* **Requirement**: Lines containing the string "Malaxis" are to be collected in full.

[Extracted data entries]
-- START --
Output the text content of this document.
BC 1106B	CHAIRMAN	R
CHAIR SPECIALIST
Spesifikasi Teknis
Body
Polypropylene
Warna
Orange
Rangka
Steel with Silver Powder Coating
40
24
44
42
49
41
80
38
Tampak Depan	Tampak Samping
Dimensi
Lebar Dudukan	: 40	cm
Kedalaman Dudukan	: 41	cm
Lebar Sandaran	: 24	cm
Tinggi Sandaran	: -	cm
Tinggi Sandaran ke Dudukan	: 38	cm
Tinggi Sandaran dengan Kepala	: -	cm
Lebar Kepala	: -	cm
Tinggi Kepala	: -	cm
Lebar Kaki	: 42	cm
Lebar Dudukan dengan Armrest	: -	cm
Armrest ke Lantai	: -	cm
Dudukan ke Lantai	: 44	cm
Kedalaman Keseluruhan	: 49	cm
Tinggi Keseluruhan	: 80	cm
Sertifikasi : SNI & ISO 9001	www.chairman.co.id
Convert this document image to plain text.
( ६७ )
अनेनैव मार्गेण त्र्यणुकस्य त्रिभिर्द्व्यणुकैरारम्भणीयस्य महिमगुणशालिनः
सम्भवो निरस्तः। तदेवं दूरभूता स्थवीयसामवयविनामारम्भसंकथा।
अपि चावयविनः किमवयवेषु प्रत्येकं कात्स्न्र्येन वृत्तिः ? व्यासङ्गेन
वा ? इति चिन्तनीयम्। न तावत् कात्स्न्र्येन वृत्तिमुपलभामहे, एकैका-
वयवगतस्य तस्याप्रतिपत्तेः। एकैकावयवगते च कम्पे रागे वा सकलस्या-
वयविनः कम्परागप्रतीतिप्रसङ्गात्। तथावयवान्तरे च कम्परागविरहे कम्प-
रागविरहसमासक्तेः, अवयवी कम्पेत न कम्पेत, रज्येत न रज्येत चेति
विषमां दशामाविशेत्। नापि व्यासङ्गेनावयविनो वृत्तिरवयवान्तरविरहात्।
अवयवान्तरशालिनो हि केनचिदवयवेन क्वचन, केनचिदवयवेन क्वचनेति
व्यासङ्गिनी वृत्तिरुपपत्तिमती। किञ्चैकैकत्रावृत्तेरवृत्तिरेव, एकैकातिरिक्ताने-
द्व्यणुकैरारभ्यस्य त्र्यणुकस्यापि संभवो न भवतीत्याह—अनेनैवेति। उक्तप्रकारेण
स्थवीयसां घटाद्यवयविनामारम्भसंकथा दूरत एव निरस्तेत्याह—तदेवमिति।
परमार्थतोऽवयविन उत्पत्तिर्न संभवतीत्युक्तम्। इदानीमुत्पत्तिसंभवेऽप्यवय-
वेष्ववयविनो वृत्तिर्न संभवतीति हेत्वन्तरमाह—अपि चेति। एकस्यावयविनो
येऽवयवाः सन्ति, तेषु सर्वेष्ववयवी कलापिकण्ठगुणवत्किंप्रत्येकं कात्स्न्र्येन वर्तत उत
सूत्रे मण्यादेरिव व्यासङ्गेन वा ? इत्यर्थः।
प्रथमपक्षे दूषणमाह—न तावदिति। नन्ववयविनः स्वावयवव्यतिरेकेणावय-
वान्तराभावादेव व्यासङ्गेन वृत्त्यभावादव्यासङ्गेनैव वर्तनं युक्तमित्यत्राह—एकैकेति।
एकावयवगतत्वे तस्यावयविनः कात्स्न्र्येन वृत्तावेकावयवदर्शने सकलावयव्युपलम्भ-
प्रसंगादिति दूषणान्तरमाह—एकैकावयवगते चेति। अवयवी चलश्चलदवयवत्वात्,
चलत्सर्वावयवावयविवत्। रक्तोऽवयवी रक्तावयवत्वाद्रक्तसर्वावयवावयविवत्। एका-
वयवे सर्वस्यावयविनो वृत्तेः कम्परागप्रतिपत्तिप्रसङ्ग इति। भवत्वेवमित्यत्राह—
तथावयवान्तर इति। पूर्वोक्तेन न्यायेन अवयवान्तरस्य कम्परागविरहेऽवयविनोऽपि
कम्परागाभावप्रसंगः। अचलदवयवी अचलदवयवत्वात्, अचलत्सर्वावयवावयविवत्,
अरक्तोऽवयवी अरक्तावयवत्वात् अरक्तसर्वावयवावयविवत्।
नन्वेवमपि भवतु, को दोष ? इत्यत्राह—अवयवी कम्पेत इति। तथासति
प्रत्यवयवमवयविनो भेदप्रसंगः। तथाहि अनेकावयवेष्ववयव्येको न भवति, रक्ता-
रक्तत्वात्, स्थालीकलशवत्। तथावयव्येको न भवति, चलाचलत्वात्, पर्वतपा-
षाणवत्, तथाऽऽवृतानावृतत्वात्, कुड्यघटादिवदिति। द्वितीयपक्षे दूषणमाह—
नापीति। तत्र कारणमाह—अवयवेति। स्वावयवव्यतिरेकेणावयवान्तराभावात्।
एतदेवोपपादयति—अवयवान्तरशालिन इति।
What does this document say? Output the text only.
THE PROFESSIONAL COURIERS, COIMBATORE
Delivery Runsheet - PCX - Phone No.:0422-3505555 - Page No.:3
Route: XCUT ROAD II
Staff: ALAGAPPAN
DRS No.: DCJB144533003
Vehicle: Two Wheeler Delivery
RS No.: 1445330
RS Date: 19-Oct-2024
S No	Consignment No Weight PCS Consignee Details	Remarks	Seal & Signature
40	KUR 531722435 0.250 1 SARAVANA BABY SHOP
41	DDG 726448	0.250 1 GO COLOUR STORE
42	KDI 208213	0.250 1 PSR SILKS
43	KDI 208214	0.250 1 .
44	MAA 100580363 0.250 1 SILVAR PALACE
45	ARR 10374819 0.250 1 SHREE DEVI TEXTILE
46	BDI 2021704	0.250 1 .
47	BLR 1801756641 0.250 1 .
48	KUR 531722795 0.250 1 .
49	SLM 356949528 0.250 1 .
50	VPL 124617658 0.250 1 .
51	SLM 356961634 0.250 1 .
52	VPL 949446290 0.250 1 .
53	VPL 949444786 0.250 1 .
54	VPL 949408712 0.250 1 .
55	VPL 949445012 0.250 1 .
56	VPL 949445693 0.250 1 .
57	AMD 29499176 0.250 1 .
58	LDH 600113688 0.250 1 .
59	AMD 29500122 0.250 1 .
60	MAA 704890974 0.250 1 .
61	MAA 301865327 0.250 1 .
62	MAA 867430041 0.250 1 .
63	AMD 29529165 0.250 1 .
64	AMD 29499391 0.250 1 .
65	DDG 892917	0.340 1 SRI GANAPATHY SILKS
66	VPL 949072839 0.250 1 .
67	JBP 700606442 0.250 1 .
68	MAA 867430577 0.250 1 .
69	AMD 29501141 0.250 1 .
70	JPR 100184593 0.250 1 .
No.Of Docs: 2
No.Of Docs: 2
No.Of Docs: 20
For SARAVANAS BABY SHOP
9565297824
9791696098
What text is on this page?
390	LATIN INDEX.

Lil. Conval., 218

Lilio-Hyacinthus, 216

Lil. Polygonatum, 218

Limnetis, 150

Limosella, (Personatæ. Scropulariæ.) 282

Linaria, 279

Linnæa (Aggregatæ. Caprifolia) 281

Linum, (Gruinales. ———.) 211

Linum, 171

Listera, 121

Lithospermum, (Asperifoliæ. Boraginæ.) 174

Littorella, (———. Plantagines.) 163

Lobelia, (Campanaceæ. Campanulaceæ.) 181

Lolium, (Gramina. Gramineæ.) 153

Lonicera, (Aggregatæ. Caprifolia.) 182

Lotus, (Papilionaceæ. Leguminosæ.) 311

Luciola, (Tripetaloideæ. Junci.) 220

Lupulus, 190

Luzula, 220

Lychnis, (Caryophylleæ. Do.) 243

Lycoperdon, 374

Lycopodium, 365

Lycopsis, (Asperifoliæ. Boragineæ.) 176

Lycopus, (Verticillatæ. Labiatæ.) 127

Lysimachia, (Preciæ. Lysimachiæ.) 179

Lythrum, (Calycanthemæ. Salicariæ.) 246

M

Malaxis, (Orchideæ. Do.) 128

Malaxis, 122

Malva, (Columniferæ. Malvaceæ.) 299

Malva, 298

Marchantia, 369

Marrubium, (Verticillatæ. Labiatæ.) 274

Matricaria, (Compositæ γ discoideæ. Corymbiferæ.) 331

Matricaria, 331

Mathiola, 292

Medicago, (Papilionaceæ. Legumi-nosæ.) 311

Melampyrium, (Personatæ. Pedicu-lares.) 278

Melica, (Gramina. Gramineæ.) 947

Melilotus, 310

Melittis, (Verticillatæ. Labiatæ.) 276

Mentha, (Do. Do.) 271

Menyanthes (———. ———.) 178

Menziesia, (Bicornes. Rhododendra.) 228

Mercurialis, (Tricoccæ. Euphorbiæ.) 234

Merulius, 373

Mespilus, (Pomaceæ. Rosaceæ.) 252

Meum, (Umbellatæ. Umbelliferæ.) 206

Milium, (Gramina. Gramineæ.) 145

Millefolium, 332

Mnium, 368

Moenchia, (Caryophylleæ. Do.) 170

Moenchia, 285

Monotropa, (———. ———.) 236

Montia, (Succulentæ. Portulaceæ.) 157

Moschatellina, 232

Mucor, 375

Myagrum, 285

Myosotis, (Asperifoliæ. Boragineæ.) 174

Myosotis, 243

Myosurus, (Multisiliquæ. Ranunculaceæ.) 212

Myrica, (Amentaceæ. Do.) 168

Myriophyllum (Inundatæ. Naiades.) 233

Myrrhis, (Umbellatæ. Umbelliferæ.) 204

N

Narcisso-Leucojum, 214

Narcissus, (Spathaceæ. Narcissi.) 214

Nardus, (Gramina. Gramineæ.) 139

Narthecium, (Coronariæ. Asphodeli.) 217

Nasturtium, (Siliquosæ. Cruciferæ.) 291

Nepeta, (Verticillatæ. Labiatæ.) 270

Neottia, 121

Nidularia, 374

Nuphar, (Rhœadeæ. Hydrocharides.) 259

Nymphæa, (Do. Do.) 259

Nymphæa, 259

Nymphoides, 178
-- END --
* **Reply to the task**:
Malaxis, (Orchideæ. Do.) 128
Malaxis, 122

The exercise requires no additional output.